start Selected text
My daughter and her family stayed with us for a month waiting for their household stuff to reach Ireland. It was great fun and everybody pitched in so the group wouldn’t be buried under wet towels and dirty dishes.
I appreciated everyone’s efforts because, sadly, I am not an easy person to help. “You have a lot of rules,” my daughter offered.
I do. I know that. Not rules, exactly, but there are ways I prefer to have things done, ways I want things organized.
You’ve all heard the adage about having too many cooks in the kitchen. This is not an issue for me. I’ll let anybody cook for me any time. Haul out the pots and pans, fire up the stove, mix and measure to your heart’s content, but when it comes time to clean up, I get twitchy.
Both of my daughters put everything in the dishwasher – plastic cups, steak knives, the pot from their coffeemaker. Maybe it’s a generational thing, but I can’t bring myself to do that. After a meal, there are things that go in the dishwasher and things that I hand wash. Sometimes the hand wash items outweigh the dishwasher crowd. It makes for more work, but it’s worth it. The soup kettle I got as a shower present 40 years ago is still in play, the handles on my steak knives are not bleached out, and my plastic cups are not pitted or warped. All this extra effort is just part of my routine, but when I impose this system on an outsider who has kindly offered to help wash up, I feel like an ungrateful lout.
end Selected text
start Dataset rows
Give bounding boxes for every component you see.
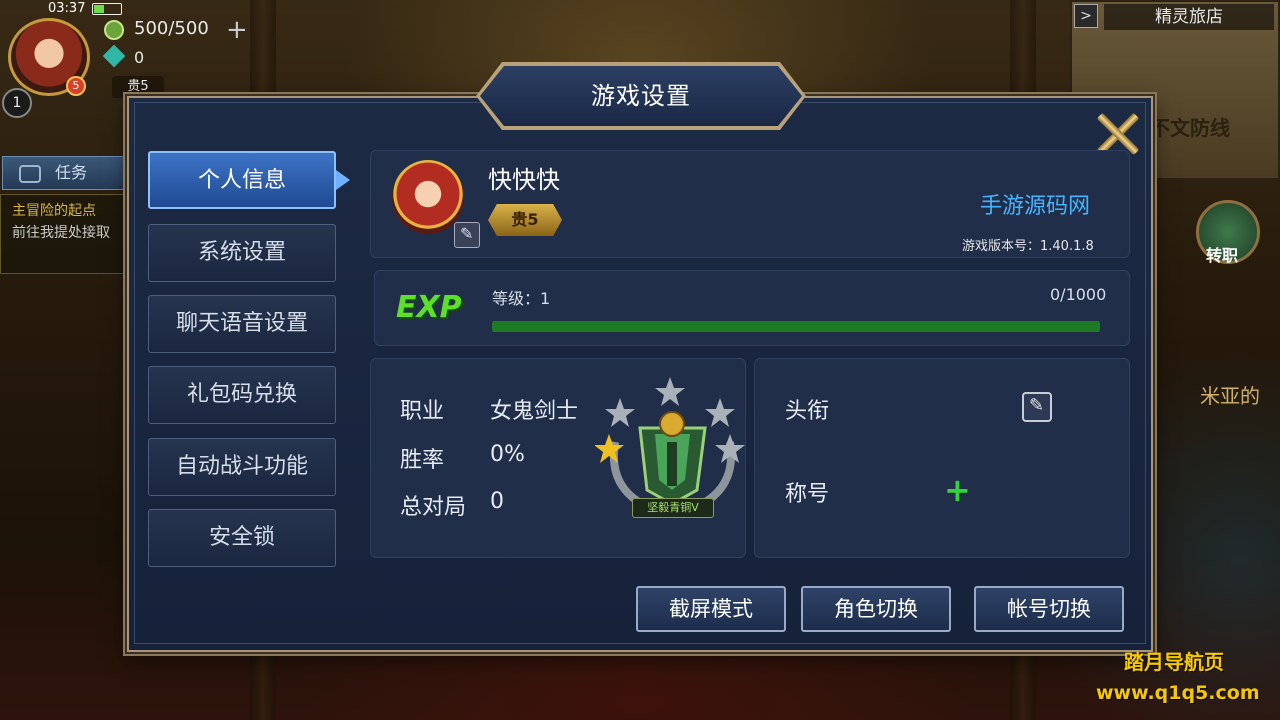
switch-role-button[interactable]: 角色切换 — [801, 586, 951, 632]
menu-item-chat-voice-settings[interactable]: 聊天语音设置 — [148, 295, 336, 353]
dialog-title: 游戏设置 — [591, 82, 691, 110]
player-name: 快快快 — [488, 166, 560, 194]
player-avatar — [392, 160, 464, 234]
gem-counter: 0 — [134, 48, 145, 67]
hud-avatar-badge: 5 — [66, 76, 86, 96]
hud-level-badge: 1 — [2, 88, 32, 118]
nickname-label: 称号 — [785, 482, 830, 507]
vip-badge: 贵5 — [488, 204, 562, 236]
menu-item-auto-battle[interactable]: 自动战斗功能 — [148, 438, 336, 496]
rank-label: 坚毅青铜V — [632, 498, 714, 518]
task-tab[interactable]: 任务 — [2, 156, 124, 190]
exp-progress-bar — [492, 321, 1100, 332]
class-value: 女鬼剑士 — [490, 399, 579, 424]
job-change-label: 转职 — [1206, 246, 1239, 265]
matches-label: 总对局 — [400, 495, 467, 520]
source-site-name: 手游源码网 — [980, 194, 1091, 219]
exp-progress-fill — [492, 321, 1100, 332]
task-tab-label: 任务 — [55, 163, 88, 182]
winrate-value: 0% — [490, 442, 525, 467]
scroll-icon — [19, 165, 41, 183]
map-location-title: 精灵旅店 — [1104, 4, 1274, 30]
add-nickname-icon[interactable]: + — [944, 474, 971, 506]
edit-avatar-icon[interactable] — [454, 222, 480, 248]
battery-icon — [92, 3, 122, 15]
energy-counter: 500/500 — [134, 18, 209, 39]
menu-item-personal-info[interactable]: 个人信息 — [148, 151, 336, 209]
active-menu-arrow-icon — [336, 170, 350, 190]
watermark-title: 踏月导航页 — [1124, 650, 1224, 674]
exp-logo: EXP — [396, 290, 462, 325]
clock: 03:37 — [48, 1, 86, 16]
matches-value: 0 — [490, 489, 504, 514]
energy-icon — [104, 20, 124, 40]
level-text: 等级：1 — [492, 289, 551, 308]
screenshot-mode-button[interactable]: 截屏模式 — [636, 586, 786, 632]
title-label: 头衔 — [785, 399, 830, 424]
menu-item-gift-code[interactable]: 礼包码兑换 — [148, 366, 336, 424]
watermark-url: www.q1q5.com — [1096, 682, 1260, 704]
game-version: 游戏版本号：1.40.1.8 — [962, 239, 1094, 254]
expand-map-button[interactable]: > — [1074, 4, 1098, 28]
winrate-label: 胜率 — [400, 448, 445, 473]
exp-panel — [374, 270, 1130, 346]
task-description: 前往我提处接取 — [12, 225, 110, 241]
add-energy-button[interactable]: + — [226, 15, 248, 45]
honors-panel — [754, 358, 1130, 558]
npc-name-text: 米亚的 — [1200, 384, 1260, 408]
menu-item-system-settings[interactable]: 系统设置 — [148, 224, 336, 282]
switch-account-button[interactable]: 帐号切换 — [974, 586, 1124, 632]
task-title: 主冒险的起点 — [12, 203, 96, 219]
exp-value: 0/1000 — [1050, 285, 1107, 304]
edit-title-icon[interactable] — [1022, 392, 1052, 422]
menu-item-security-lock[interactable]: 安全锁 — [148, 509, 336, 567]
class-label: 职业 — [400, 399, 445, 424]
map-sign: 不文防线 — [1150, 116, 1230, 140]
hud-vip-badge: 贵5 — [112, 76, 164, 98]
end Dataset rows
Tasks and exercises:
#1 Answer these questions about the passage about dish washing:
(a) How long did the daughter and her family stay?
(b) What did the daughter say to the writer about rules?
(c) How many years ago did the writer get the soup kettle as a shower present?
#2 Update the passage about dish washing by giving the part from "My daughter and" up to and including "my daughter offered." again, with "month" changed to "week".
#3 List every item that the passage about dish washing says both daughters put in the dishwasher.

Results for each task:
#1
(a) A month.
(b) "You have a lot of rules."
(c) 40 years ago.

#2
My daughter and her family stayed with us for a week waiting for their household stuff to reach Ireland. It was great fun and everybody pitched in so the group wouldn’t be buried under wet towels and dirty dishes.
I appreciated everyone’s efforts because, sadly, I am not an easy person to help. “You have a lot of rules,” my daughter offered.

#3
- plastic cups
- steak knives
- the pot from their coffeemaker